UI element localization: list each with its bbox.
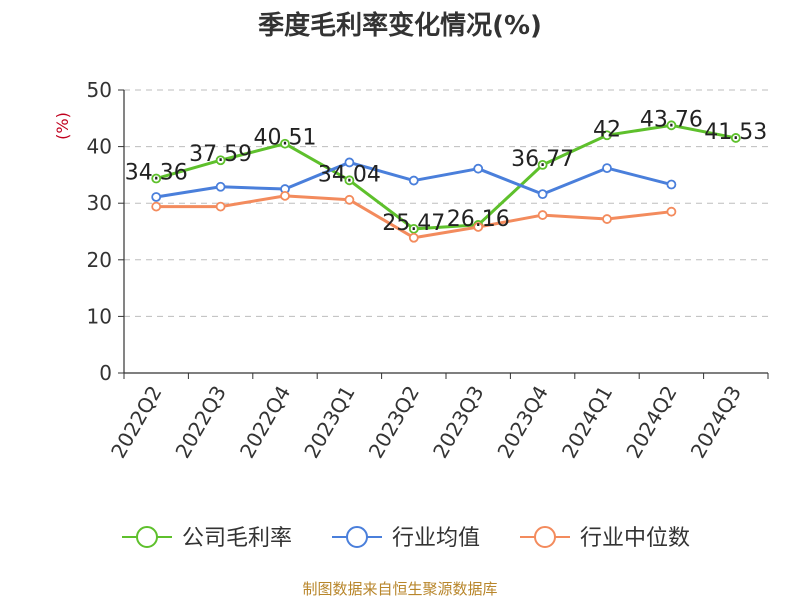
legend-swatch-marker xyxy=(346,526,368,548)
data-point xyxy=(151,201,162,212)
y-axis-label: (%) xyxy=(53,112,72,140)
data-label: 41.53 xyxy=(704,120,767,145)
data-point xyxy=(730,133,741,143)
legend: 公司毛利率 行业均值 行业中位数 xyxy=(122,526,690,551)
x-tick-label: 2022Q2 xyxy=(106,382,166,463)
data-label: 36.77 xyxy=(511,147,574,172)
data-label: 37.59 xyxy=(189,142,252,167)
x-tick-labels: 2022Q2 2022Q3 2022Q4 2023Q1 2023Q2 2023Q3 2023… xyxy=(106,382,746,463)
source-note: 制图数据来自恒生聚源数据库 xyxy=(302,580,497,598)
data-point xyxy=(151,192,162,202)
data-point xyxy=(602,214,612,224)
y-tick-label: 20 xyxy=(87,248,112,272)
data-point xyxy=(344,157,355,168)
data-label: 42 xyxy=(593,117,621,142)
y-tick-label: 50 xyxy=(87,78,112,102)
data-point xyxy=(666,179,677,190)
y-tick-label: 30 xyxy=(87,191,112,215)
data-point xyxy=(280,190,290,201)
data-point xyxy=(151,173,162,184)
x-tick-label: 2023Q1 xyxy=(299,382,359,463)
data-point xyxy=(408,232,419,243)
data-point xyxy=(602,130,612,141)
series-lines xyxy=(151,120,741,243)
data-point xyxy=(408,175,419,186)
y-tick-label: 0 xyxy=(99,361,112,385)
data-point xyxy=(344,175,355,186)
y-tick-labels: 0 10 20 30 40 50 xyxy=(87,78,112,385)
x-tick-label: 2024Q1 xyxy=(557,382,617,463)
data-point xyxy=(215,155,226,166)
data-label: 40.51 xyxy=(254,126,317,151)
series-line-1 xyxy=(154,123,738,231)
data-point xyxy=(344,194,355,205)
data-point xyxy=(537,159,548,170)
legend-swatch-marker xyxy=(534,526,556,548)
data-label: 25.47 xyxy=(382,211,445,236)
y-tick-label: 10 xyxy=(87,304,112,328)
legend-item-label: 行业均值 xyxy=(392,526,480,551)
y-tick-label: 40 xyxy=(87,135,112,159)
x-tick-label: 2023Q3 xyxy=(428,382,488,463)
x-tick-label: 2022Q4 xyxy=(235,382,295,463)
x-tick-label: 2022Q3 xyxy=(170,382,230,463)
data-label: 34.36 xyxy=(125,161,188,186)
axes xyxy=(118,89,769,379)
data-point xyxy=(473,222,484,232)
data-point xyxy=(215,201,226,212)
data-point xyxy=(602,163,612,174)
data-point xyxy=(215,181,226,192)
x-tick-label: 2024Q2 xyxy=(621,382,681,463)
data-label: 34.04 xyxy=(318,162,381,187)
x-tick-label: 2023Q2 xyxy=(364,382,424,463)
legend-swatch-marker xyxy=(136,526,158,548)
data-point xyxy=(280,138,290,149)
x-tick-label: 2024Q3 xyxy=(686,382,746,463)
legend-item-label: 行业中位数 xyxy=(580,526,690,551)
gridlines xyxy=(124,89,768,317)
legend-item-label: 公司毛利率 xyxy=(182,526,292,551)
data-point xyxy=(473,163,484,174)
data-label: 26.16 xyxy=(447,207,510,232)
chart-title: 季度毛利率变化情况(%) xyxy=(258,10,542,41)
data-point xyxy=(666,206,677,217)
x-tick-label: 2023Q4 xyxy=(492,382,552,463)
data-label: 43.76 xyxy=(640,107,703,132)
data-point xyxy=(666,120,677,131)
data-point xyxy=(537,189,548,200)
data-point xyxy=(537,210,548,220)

...

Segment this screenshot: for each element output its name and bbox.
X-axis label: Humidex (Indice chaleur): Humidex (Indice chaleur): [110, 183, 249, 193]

---

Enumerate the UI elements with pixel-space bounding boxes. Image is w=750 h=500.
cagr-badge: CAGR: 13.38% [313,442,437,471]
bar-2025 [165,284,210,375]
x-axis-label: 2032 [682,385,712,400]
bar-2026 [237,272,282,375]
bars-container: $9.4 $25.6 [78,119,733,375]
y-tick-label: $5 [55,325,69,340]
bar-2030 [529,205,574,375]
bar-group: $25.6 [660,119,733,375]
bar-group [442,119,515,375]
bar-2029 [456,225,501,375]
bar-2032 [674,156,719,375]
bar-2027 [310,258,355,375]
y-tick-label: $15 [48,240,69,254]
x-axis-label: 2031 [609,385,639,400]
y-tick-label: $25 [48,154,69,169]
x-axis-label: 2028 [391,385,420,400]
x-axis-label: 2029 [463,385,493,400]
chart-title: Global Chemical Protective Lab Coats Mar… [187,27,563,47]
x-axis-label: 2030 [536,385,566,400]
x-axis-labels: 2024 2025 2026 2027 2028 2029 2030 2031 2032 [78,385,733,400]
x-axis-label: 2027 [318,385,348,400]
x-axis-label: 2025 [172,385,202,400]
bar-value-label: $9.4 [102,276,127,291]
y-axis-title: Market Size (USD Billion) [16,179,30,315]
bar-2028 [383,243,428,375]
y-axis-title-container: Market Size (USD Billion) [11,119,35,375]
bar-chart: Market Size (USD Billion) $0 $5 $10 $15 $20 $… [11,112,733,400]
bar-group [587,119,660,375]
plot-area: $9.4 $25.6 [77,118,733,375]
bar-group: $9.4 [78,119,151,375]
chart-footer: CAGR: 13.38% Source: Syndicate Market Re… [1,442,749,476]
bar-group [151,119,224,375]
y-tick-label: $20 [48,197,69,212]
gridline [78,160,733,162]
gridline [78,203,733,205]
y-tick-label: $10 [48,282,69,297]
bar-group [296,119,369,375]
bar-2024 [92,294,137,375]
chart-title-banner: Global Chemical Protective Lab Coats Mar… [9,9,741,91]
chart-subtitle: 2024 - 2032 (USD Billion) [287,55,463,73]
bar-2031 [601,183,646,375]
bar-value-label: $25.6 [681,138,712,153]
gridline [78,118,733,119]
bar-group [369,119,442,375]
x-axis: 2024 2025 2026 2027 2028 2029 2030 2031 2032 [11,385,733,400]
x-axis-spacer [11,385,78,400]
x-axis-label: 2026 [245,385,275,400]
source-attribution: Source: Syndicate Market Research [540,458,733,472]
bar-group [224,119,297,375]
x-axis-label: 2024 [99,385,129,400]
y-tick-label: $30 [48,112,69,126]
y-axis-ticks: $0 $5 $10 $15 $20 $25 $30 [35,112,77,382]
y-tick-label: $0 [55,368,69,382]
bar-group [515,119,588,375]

**Given instruction**
Repeat everything in the material from the line containing "UI element localization: list" down to the line containing "data-label: 36.77 xyxy=(511,147,574,172)", including both of those lines. Leave the pictures out of your answer.

**Response to the task**
UI element localization: list each with its bbox.
legend-swatch-marker xyxy=(346,526,368,548)
data-point xyxy=(151,201,162,212)
y-axis-label: (%) xyxy=(53,112,72,140)
data-label: 41.53 xyxy=(704,120,767,145)
data-point xyxy=(730,133,741,143)
legend: 公司毛利率 行业均值 行业中位数 xyxy=(122,526,690,551)
x-tick-label: 2022Q2 xyxy=(106,382,166,463)
data-label: 36.77 xyxy=(511,147,574,172)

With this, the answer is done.